What needs to be done
Among the entries below, find the lines with "mushrooms" and copy them.
BEGIN Given records
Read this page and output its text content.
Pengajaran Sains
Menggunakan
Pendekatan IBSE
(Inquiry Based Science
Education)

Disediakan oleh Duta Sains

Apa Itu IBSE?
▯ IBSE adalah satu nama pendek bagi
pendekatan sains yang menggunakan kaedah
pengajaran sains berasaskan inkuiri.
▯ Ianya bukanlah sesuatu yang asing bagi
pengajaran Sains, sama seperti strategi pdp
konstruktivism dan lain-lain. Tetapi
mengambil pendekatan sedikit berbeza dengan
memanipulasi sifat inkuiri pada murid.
END Given records
BEGIN Given records
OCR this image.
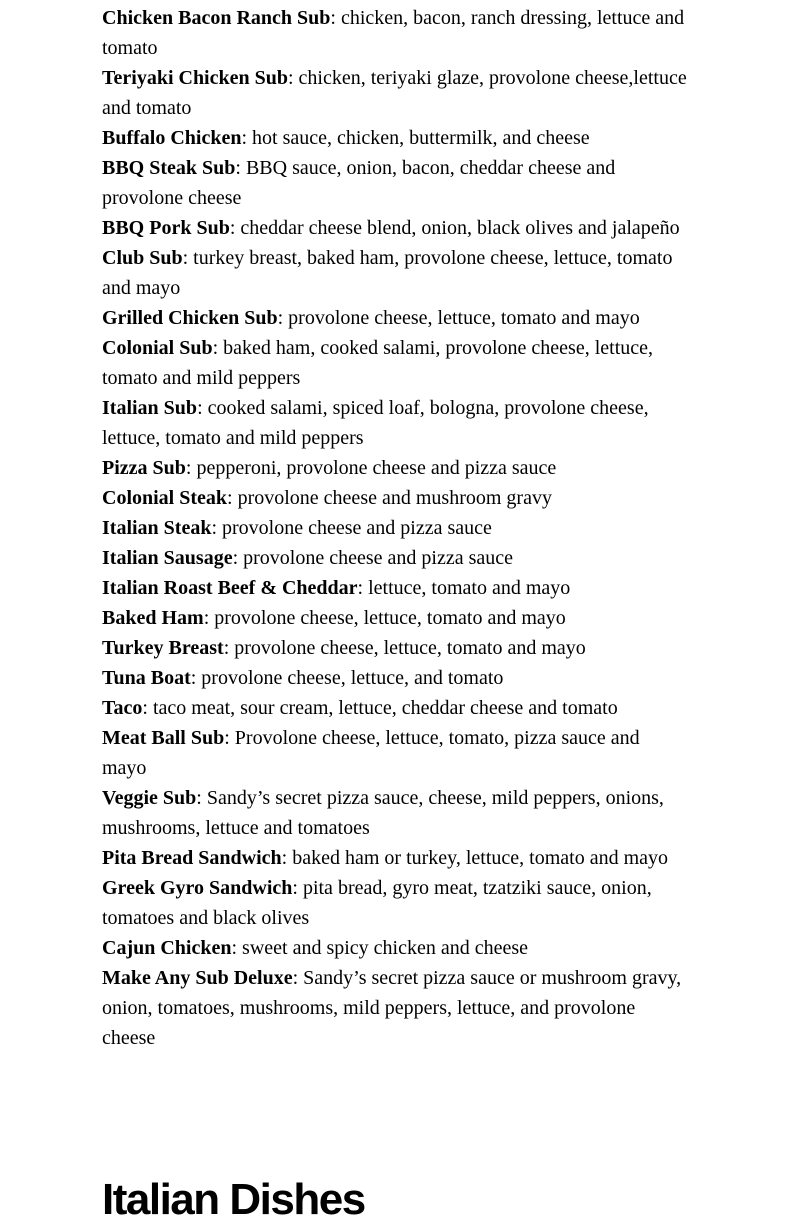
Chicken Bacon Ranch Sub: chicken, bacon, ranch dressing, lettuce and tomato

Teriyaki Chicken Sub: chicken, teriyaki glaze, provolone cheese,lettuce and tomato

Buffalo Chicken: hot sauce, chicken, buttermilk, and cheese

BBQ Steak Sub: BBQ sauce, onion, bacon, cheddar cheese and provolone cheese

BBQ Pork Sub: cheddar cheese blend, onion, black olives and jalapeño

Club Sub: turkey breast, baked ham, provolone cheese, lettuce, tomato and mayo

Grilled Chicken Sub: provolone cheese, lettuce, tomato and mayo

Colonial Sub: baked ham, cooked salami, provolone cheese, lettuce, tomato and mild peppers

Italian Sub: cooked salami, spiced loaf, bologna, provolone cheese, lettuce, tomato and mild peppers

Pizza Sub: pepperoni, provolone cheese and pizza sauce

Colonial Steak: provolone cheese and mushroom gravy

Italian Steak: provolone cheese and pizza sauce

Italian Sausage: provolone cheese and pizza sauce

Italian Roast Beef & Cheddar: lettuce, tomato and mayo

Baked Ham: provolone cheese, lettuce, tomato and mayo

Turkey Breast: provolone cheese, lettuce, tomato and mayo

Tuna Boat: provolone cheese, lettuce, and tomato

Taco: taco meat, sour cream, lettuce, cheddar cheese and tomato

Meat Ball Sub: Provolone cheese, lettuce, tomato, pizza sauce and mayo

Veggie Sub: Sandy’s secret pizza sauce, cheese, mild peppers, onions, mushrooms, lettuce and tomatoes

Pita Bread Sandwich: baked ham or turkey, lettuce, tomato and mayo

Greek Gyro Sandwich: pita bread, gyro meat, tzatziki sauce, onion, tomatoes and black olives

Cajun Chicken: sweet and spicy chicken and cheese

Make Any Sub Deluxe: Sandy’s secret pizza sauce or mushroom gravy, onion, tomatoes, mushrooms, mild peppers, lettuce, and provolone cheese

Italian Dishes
END Given records
Finished exercise
Veggie Sub: Sandy’s secret pizza sauce, cheese, mild peppers, onions, mushrooms, lettuce and tomatoes
Make Any Sub Deluxe: Sandy’s secret pizza sauce or mushroom gravy, onion, tomatoes, mushrooms, mild peppers, lettuce, and provolone cheese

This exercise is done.